Exercise requirements
Only lines holding the string "boys" are wanted; copy each one from the material.

Given records
-=-=-

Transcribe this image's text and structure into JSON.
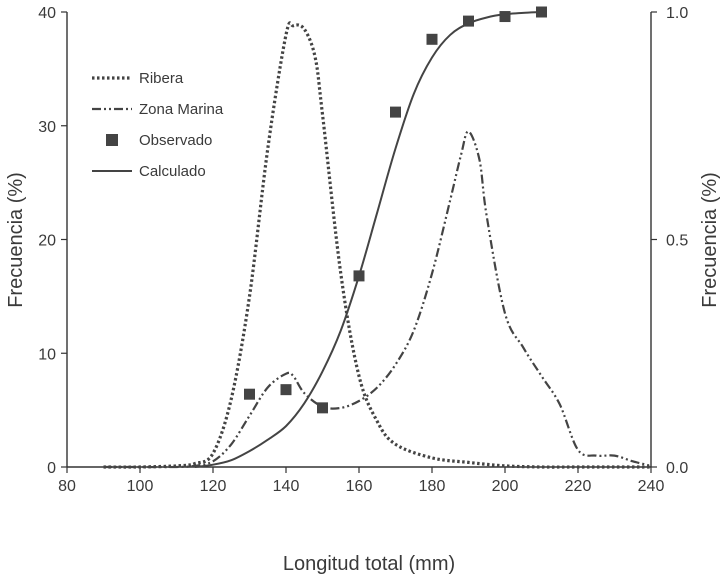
{
  "chart_data": {
    "type": "line",
    "xlabel": "Longitud total (mm)",
    "ylabel": "Frecuencia (%)",
    "y2label": "Frecuencia (%)",
    "xlim": [
      80,
      240
    ],
    "ylim": [
      0,
      40
    ],
    "y2lim": [
      0,
      1
    ],
    "xticks": [
      "80",
      "100",
      "120",
      "140",
      "160",
      "180",
      "200",
      "220",
      "240"
    ],
    "yticks": [
      "0",
      "10",
      "20",
      "30",
      "40"
    ],
    "y2ticks": [
      "0.0",
      "0.5",
      "1.0"
    ],
    "legend_position": "top-left",
    "series": [
      {
        "name": "Ribera",
        "axis": "left",
        "style": "dotted",
        "x": [
          90,
          100,
          110,
          115,
          120,
          125,
          130,
          135,
          140,
          142,
          145,
          148,
          150,
          155,
          160,
          165,
          170,
          180,
          190,
          200,
          210,
          220,
          230,
          240
        ],
        "y": [
          0,
          0,
          0.1,
          0.3,
          1.2,
          6.0,
          15.0,
          28.0,
          38.0,
          38.8,
          38.5,
          36.0,
          31.0,
          17.0,
          8.0,
          4.0,
          2.0,
          0.8,
          0.4,
          0.1,
          0,
          0,
          0,
          0
        ]
      },
      {
        "name": "Zona Marina",
        "axis": "left",
        "style": "dash-dot-dot",
        "x": [
          90,
          100,
          110,
          115,
          120,
          125,
          130,
          135,
          140,
          142,
          145,
          150,
          155,
          160,
          165,
          170,
          175,
          180,
          185,
          188,
          190,
          193,
          195,
          200,
          205,
          210,
          215,
          220,
          225,
          230,
          235,
          240
        ],
        "y": [
          0,
          0,
          0,
          0.1,
          0.5,
          2.0,
          4.5,
          7.0,
          8.2,
          8.0,
          6.5,
          5.3,
          5.2,
          5.8,
          7.0,
          9.0,
          12.0,
          17.0,
          23.5,
          27.5,
          29.5,
          27.0,
          22.0,
          13.5,
          10.5,
          8.0,
          5.5,
          1.5,
          1.0,
          1.0,
          0.5,
          0.1
        ]
      },
      {
        "name": "Observado",
        "axis": "right",
        "style": "square-markers",
        "x": [
          130,
          140,
          150,
          160,
          170,
          180,
          190,
          200,
          210
        ],
        "y": [
          0.16,
          0.17,
          0.13,
          0.42,
          0.78,
          0.94,
          0.98,
          0.99,
          1.0
        ]
      },
      {
        "name": "Calculado",
        "axis": "right",
        "style": "solid",
        "x": [
          115,
          120,
          125,
          130,
          135,
          140,
          145,
          150,
          155,
          160,
          165,
          170,
          175,
          180,
          185,
          190,
          195,
          200,
          205,
          210
        ],
        "y": [
          0.0,
          0.005,
          0.015,
          0.035,
          0.06,
          0.09,
          0.14,
          0.21,
          0.3,
          0.42,
          0.56,
          0.7,
          0.82,
          0.9,
          0.95,
          0.975,
          0.988,
          0.995,
          0.998,
          1.0
        ]
      }
    ],
    "colors": {
      "line": "#444444",
      "axis": "#333333",
      "text": "#3a3a3a"
    }
  }
}
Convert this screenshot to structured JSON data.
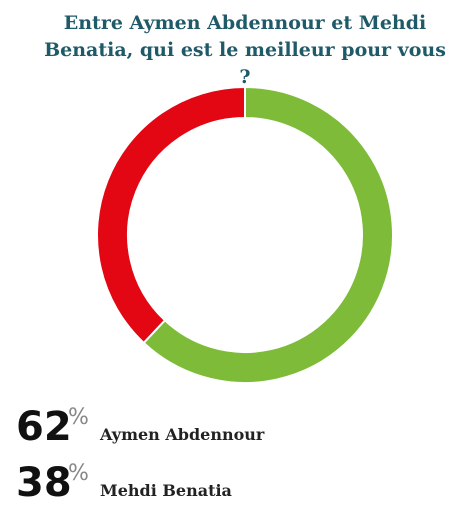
{
  "chart_data": {
    "type": "pie",
    "donut": true,
    "title": "Entre Aymen Abdennour et Mehdi Benatia, qui est le meilleur pour vous ?",
    "categories": [
      "Aymen Abdennour",
      "Mehdi Benatia"
    ],
    "values": [
      62,
      38
    ],
    "unit": "%",
    "colors": [
      "#7dbb38",
      "#e30613"
    ]
  }
}
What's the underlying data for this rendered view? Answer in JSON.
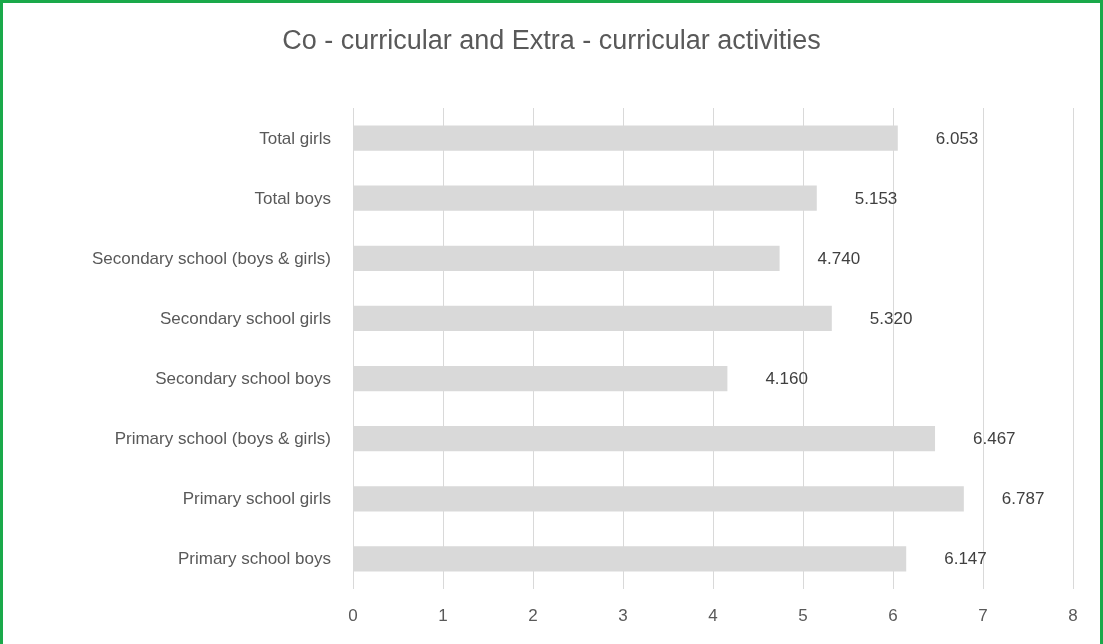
{
  "chart_data": {
    "type": "bar",
    "orientation": "horizontal",
    "title": "Co - curricular and Extra - curricular activities",
    "categories": [
      "Total girls",
      "Total boys",
      "Secondary school (boys & girls)",
      "Secondary school girls",
      "Secondary school boys",
      "Primary school (boys & girls)",
      "Primary school girls",
      "Primary school boys"
    ],
    "values": [
      6.053,
      5.153,
      4.74,
      5.32,
      4.16,
      6.467,
      6.787,
      6.147
    ],
    "value_labels": [
      "6.053",
      "5.153",
      "4.740",
      "5.320",
      "4.160",
      "6.467",
      "6.787",
      "6.147"
    ],
    "color": "#d9d9d9",
    "xlim": [
      0,
      8
    ],
    "xticks": [
      0,
      1,
      2,
      3,
      4,
      5,
      6,
      7,
      8
    ],
    "grid": "x"
  }
}
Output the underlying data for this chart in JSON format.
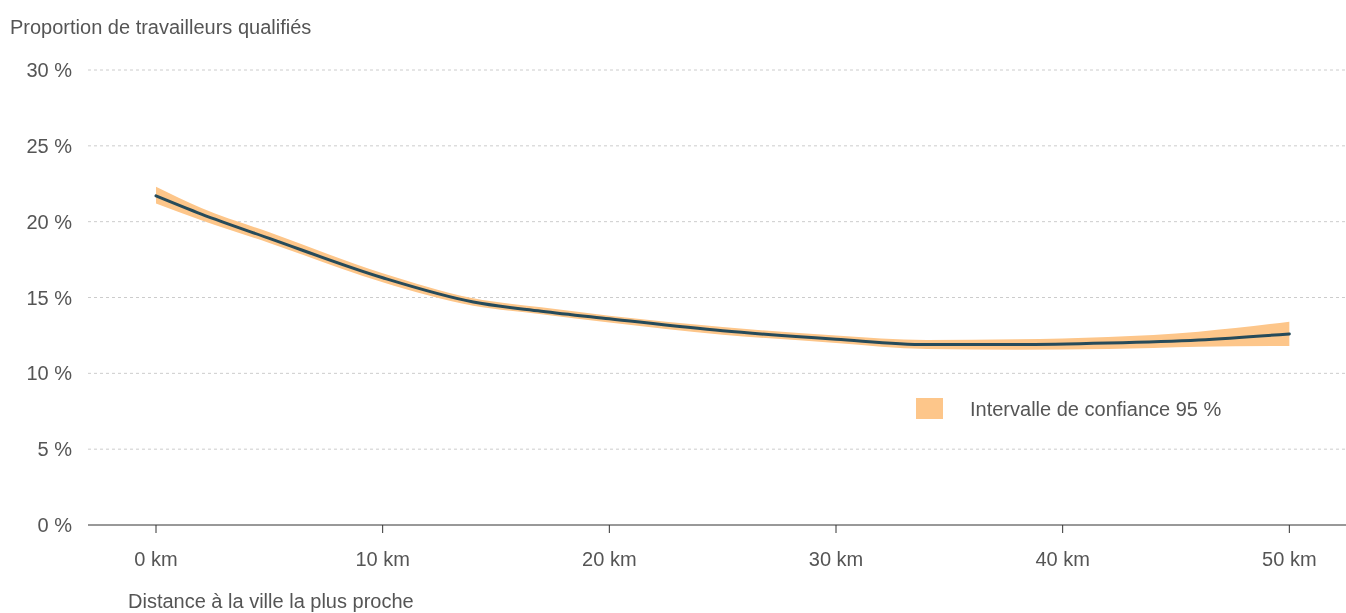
{
  "chart_data": {
    "type": "line",
    "ylabel": "Proportion de travailleurs qualifiés",
    "xlabel": "Distance à la ville la plus proche",
    "grid": "y",
    "colors": [
      "#fdc68a"
    ],
    "annotations": [
      "Intervalle de confiance 95 %"
    ],
    "x": [
      0,
      2,
      5,
      10,
      14,
      17,
      20,
      25,
      30,
      34,
      38,
      42,
      46,
      50
    ],
    "series": [
      {
        "color": "#274b5a",
        "values": [
          21.7,
          20.5,
          18.9,
          16.3,
          14.7,
          14.1,
          13.6,
          12.8,
          12.25,
          11.9,
          11.9,
          12.0,
          12.2,
          12.6
        ],
        "lower": [
          21.2,
          20.1,
          18.6,
          16.0,
          14.45,
          13.9,
          13.35,
          12.55,
          12.0,
          11.6,
          11.55,
          11.6,
          11.75,
          11.8
        ],
        "upper": [
          22.3,
          20.9,
          19.3,
          16.6,
          14.95,
          14.35,
          13.8,
          13.05,
          12.5,
          12.2,
          12.25,
          12.4,
          12.75,
          13.4
        ]
      }
    ],
    "xlim": [
      -3,
      52.5
    ],
    "ylim": [
      0,
      30
    ],
    "xticks": [
      {
        "value": 0,
        "label": "0 km"
      },
      {
        "value": 10,
        "label": "10 km"
      },
      {
        "value": 20,
        "label": "20 km"
      },
      {
        "value": 30,
        "label": "30 km"
      },
      {
        "value": 40,
        "label": "40 km"
      },
      {
        "value": 50,
        "label": "50 km"
      }
    ],
    "yticks": [
      {
        "value": 0,
        "label": "0 %"
      },
      {
        "value": 5,
        "label": "5 %"
      },
      {
        "value": 10,
        "label": "10 %"
      },
      {
        "value": 15,
        "label": "15 %"
      },
      {
        "value": 20,
        "label": "20 %"
      },
      {
        "value": 25,
        "label": "25 %"
      },
      {
        "value": 30,
        "label": "30 %"
      }
    ]
  }
}
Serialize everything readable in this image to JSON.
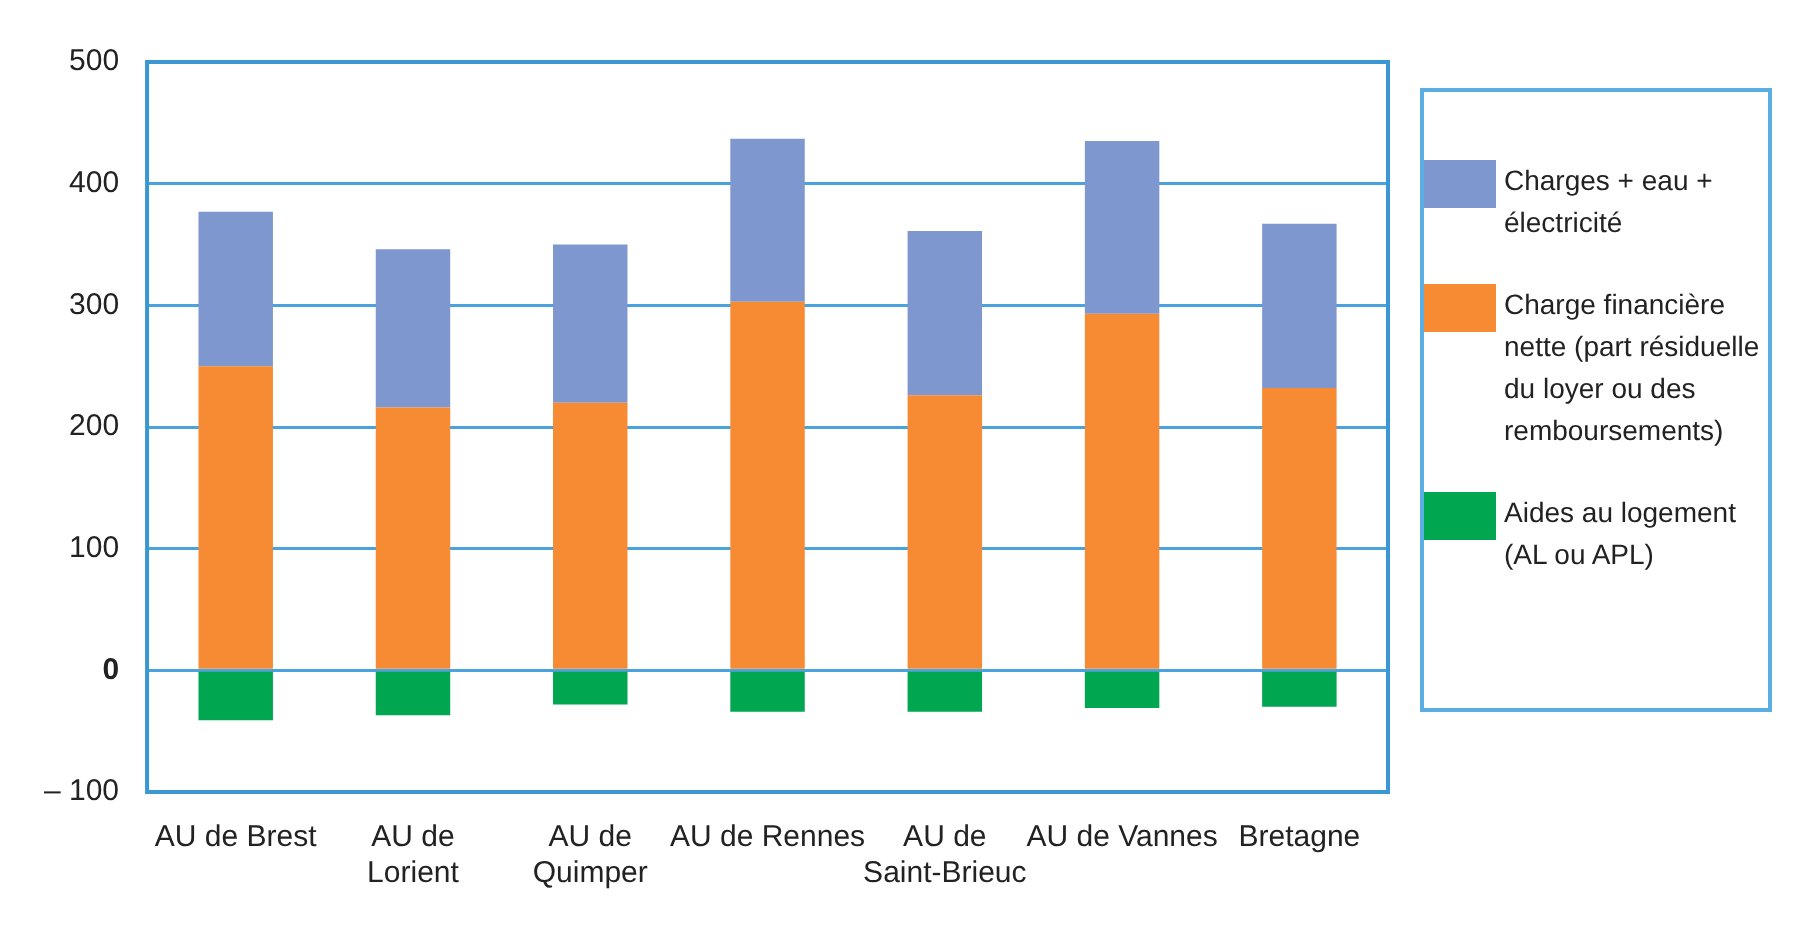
{
  "chart_data": {
    "type": "bar",
    "stacked": true,
    "categories": [
      "AU de Brest",
      "AU de Lorient",
      "AU de Quimper",
      "AU de Rennes",
      "AU de Saint-Brieuc",
      "AU de Vannes",
      "Bretagne"
    ],
    "series": [
      {
        "name": "Aides au logement (AL ou APL)",
        "color": "#00a650",
        "values": [
          -41,
          -37,
          -28,
          -34,
          -34,
          -31,
          -30
        ]
      },
      {
        "name": "Charge financière nette (part résiduelle du loyer ou des remboursements)",
        "color": "#f68b33",
        "values": [
          250,
          216,
          220,
          303,
          226,
          293,
          232
        ]
      },
      {
        "name": "Charges + eau + électricité",
        "color": "#7f97cf",
        "values": [
          127,
          130,
          130,
          134,
          135,
          142,
          135
        ]
      }
    ],
    "ylim": [
      -100,
      500
    ],
    "yticks": [
      {
        "value": -100,
        "label": "– 100"
      },
      0,
      100,
      200,
      300,
      400,
      500
    ],
    "grid": "y",
    "legend": "right"
  }
}
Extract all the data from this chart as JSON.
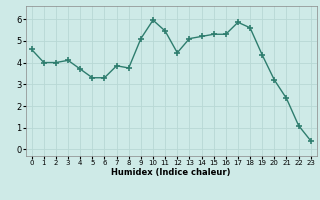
{
  "x": [
    0,
    1,
    2,
    3,
    4,
    5,
    6,
    7,
    8,
    9,
    10,
    11,
    12,
    13,
    14,
    15,
    16,
    17,
    18,
    19,
    20,
    21,
    22,
    23
  ],
  "y": [
    4.6,
    4.0,
    4.0,
    4.1,
    3.7,
    3.3,
    3.3,
    3.85,
    3.75,
    5.1,
    5.95,
    5.45,
    4.45,
    5.1,
    5.2,
    5.3,
    5.3,
    5.85,
    5.6,
    4.35,
    3.2,
    2.35,
    1.1,
    0.4
  ],
  "xlabel": "Humidex (Indice chaleur)",
  "ylabel": "",
  "xlim": [
    -0.5,
    23.5
  ],
  "ylim": [
    -0.3,
    6.6
  ],
  "yticks": [
    0,
    1,
    2,
    3,
    4,
    5,
    6
  ],
  "xticks": [
    0,
    1,
    2,
    3,
    4,
    5,
    6,
    7,
    8,
    9,
    10,
    11,
    12,
    13,
    14,
    15,
    16,
    17,
    18,
    19,
    20,
    21,
    22,
    23
  ],
  "line_color": "#2e7d6e",
  "marker": "+",
  "marker_size": 4,
  "marker_lw": 1.2,
  "line_width": 1.0,
  "bg_color": "#ceeae7",
  "grid_color": "#b8d8d4",
  "fig_bg": "#ceeae7",
  "xlabel_fontsize": 6.0,
  "tick_fontsize_x": 5.0,
  "tick_fontsize_y": 6.0
}
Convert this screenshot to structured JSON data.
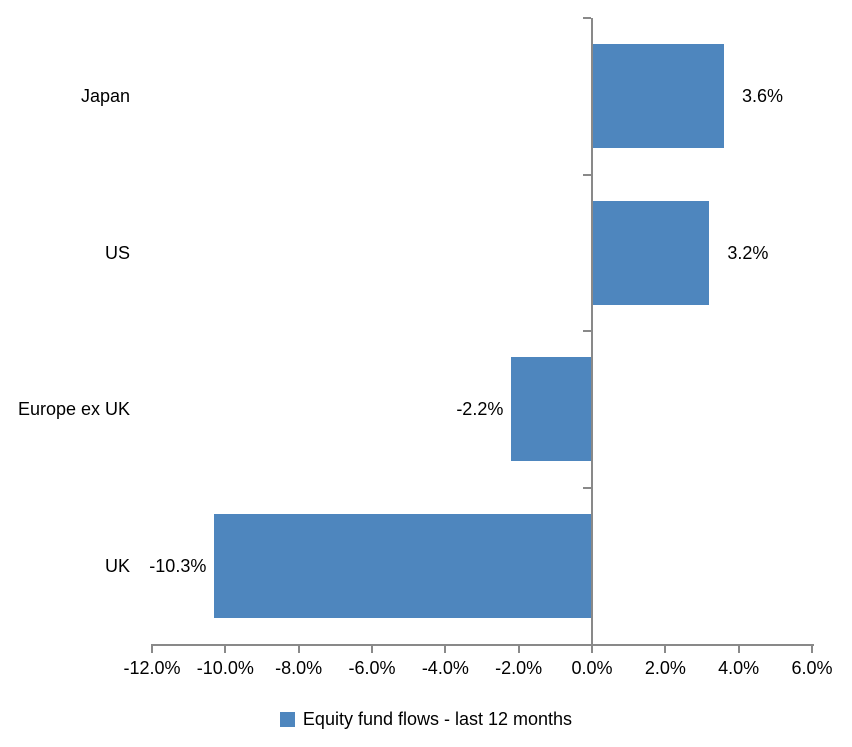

-=-=-

Task response
      "Total boys",
      "Secondary school (boys & girls)",
      "Secondary school boys",
      "Primary school (boys & girls)",
      "Primary school boys"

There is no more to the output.